*WHAT YOU ARE ASKED TO DO*. Check each line of the records below and collect those that include the word "value".

*MATERIAL PROVIDED*.
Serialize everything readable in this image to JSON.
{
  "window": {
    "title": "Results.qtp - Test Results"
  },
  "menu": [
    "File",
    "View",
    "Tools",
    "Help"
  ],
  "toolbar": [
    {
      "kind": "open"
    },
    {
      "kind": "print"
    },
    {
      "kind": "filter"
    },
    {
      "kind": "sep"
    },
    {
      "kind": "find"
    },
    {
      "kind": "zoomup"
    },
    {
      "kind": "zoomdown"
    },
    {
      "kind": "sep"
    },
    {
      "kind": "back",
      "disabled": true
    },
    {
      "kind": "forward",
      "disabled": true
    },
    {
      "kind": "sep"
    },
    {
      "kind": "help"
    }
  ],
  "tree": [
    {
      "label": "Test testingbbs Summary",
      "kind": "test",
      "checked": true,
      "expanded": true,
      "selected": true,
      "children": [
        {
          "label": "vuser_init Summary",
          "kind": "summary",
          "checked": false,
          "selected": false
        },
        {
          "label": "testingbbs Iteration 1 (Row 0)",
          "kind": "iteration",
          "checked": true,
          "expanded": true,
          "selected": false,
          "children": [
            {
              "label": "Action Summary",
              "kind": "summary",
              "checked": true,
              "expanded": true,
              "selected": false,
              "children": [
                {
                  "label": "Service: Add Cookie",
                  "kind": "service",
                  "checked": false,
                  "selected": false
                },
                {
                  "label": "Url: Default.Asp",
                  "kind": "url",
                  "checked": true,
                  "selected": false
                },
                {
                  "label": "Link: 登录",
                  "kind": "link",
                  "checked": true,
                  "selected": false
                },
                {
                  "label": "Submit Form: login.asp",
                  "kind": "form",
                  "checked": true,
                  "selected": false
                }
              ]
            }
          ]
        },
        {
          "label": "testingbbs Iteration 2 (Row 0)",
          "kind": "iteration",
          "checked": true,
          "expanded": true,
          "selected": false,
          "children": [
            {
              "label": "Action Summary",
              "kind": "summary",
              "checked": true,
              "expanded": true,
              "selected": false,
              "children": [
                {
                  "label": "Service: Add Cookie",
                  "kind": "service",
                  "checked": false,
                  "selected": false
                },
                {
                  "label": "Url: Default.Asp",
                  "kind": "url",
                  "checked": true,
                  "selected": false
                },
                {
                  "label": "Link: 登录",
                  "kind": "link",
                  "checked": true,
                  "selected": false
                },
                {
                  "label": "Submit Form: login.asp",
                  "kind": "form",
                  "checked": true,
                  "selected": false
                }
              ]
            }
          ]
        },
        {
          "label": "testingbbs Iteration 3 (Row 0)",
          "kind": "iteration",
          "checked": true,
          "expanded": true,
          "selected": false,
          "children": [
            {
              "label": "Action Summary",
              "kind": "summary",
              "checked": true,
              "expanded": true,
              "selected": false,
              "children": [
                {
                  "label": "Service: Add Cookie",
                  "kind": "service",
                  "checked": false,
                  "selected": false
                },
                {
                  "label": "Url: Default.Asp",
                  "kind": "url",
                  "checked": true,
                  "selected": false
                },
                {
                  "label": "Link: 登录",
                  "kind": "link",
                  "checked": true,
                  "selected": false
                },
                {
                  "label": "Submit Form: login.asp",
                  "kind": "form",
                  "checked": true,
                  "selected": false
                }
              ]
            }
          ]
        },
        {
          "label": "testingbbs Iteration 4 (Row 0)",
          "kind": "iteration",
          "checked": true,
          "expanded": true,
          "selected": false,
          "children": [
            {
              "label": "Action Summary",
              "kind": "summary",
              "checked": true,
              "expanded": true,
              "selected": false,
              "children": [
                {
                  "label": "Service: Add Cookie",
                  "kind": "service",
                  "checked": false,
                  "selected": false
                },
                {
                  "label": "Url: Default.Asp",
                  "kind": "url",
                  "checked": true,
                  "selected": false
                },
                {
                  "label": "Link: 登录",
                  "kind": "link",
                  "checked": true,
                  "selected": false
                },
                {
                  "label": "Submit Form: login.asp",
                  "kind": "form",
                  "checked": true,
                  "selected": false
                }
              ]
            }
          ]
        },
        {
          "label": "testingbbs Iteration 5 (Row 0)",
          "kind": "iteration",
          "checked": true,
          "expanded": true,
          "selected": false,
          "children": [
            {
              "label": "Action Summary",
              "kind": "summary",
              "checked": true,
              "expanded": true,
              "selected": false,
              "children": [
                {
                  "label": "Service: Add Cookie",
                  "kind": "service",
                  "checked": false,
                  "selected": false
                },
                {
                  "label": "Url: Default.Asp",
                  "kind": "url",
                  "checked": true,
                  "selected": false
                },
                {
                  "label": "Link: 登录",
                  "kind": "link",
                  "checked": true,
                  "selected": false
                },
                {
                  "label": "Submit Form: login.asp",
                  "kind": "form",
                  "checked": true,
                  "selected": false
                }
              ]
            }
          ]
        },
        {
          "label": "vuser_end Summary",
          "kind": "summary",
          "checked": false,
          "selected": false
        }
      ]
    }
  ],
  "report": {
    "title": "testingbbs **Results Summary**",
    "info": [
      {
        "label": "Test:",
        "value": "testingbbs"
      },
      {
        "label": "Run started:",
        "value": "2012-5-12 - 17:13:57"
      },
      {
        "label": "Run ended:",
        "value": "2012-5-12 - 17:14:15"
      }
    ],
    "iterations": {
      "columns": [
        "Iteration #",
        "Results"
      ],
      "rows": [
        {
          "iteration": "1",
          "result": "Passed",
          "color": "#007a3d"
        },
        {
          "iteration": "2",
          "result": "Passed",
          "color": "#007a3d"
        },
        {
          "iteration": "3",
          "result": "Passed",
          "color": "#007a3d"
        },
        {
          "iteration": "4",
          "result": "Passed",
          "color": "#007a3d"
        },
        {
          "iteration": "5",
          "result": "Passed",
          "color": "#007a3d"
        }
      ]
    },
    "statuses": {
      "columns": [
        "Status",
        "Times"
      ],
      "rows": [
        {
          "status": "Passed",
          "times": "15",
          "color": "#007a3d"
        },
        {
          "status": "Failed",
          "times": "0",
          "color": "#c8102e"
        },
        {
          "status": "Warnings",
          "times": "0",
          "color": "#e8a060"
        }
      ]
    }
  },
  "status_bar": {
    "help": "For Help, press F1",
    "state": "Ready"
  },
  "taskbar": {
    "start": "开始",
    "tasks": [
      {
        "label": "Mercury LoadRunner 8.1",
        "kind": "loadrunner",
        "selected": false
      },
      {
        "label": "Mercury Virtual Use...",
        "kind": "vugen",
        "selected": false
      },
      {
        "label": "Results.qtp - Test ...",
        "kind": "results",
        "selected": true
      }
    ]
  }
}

*THE REPLY*.
        "value": "testingbbs"
        "value": "2012-5-12 - 17:13:57"
        "value": "2012-5-12 - 17:14:15"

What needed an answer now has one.